- [Short problem]: In the records below, find each line with the word "title" and copy it.

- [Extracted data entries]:
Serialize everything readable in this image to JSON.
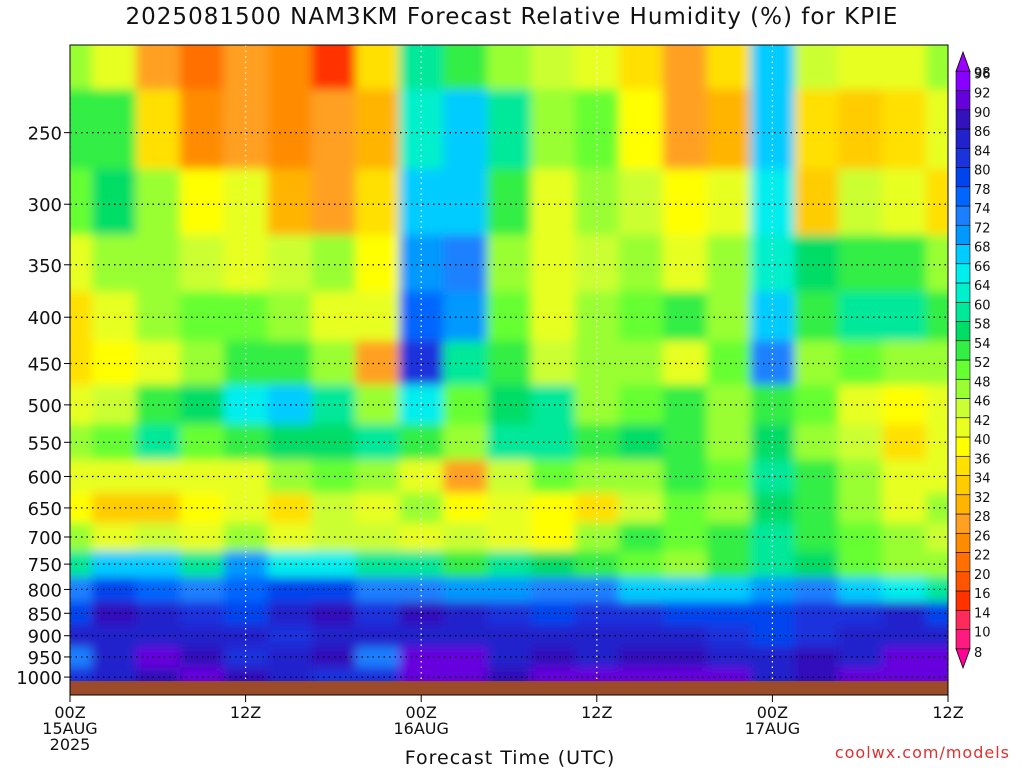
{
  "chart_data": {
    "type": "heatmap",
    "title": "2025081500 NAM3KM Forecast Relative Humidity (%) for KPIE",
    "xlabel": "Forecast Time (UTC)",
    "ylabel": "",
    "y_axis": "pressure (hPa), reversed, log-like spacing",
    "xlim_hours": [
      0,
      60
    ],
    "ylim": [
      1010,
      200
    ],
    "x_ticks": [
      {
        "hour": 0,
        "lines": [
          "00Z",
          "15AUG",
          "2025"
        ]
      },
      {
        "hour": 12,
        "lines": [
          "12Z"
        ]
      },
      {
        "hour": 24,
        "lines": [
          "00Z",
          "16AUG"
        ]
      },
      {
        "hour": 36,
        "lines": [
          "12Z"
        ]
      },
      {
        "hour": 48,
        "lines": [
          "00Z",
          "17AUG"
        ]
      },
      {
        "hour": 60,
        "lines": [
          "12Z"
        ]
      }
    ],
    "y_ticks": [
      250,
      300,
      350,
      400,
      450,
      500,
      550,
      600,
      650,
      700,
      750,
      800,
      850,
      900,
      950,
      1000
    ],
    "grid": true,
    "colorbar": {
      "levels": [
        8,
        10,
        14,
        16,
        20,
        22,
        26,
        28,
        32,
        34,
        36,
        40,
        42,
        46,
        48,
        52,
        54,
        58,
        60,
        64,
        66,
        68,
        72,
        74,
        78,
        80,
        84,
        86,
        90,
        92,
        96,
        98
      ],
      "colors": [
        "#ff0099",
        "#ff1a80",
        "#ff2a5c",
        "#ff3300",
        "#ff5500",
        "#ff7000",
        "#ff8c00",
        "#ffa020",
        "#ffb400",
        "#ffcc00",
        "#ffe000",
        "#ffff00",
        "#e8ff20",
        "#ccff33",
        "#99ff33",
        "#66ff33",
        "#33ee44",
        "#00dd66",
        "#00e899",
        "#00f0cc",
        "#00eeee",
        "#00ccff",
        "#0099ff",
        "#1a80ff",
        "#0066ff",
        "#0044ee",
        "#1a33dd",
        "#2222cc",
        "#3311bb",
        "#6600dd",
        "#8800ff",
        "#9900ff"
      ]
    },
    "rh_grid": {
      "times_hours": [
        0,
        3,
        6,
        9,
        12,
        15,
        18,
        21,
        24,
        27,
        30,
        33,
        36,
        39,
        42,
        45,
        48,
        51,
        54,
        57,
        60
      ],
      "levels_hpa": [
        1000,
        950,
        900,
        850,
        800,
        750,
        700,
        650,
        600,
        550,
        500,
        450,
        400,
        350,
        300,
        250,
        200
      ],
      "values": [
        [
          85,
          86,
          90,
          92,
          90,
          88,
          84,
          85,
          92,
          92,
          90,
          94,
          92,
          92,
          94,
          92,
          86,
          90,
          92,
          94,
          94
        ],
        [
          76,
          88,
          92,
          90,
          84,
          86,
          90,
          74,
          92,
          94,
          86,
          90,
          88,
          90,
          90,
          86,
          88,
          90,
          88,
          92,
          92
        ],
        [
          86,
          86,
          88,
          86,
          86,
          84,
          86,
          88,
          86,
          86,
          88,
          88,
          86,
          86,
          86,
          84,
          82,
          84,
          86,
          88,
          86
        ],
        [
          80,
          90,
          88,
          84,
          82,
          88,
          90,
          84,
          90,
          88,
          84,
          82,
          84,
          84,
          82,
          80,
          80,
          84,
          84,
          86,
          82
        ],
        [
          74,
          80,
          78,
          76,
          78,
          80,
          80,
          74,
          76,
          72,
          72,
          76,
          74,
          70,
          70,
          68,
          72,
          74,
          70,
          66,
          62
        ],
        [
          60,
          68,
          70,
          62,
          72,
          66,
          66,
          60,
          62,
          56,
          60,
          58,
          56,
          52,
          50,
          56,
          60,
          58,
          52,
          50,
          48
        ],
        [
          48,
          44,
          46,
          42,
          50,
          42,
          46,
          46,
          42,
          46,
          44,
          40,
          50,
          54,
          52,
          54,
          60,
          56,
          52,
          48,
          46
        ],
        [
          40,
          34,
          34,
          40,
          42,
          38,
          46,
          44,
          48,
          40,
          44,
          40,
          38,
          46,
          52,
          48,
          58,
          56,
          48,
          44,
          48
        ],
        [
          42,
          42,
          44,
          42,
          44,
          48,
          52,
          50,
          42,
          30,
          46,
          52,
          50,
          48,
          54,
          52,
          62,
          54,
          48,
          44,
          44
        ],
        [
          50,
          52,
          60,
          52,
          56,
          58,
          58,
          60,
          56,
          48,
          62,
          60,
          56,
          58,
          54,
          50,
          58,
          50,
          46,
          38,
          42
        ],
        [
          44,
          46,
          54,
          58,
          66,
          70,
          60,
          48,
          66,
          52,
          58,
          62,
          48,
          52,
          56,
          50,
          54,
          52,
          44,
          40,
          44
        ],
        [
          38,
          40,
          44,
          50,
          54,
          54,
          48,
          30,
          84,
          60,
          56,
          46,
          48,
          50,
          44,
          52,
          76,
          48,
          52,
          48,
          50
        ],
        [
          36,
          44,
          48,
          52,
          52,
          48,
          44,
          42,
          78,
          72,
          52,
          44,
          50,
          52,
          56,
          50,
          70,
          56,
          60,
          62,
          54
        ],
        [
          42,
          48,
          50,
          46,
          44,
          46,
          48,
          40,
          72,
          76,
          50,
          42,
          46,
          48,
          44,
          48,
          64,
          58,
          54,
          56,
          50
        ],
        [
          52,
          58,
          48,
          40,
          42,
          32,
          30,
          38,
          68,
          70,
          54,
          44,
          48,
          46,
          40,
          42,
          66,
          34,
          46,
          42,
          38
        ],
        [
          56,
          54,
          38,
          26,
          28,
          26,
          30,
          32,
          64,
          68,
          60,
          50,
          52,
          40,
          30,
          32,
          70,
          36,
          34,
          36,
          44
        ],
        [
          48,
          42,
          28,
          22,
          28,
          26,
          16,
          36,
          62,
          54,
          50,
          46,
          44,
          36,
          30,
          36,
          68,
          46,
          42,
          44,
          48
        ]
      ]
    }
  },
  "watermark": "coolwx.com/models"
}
==
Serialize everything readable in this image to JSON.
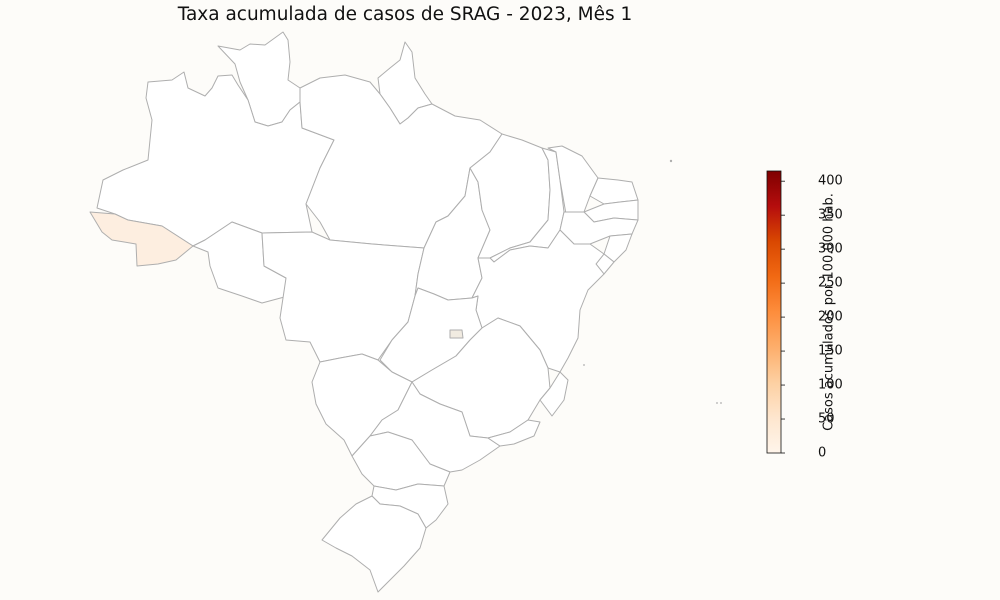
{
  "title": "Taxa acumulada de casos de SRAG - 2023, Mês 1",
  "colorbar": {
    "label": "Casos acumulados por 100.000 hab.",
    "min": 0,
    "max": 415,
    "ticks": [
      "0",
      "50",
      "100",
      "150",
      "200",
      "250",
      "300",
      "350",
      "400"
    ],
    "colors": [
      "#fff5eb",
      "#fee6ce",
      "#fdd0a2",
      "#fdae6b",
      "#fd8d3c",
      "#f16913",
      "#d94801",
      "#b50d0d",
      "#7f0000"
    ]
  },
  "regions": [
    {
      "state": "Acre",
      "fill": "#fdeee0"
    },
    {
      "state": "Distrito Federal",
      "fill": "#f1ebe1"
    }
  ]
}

- [Complete output]:
    "title": "2025081500 NAM3KM Forecast Relative Humidity (%) for KPIE",
  "title": "Taxa acumulada de casos de SRAG - 2023, Mês 1",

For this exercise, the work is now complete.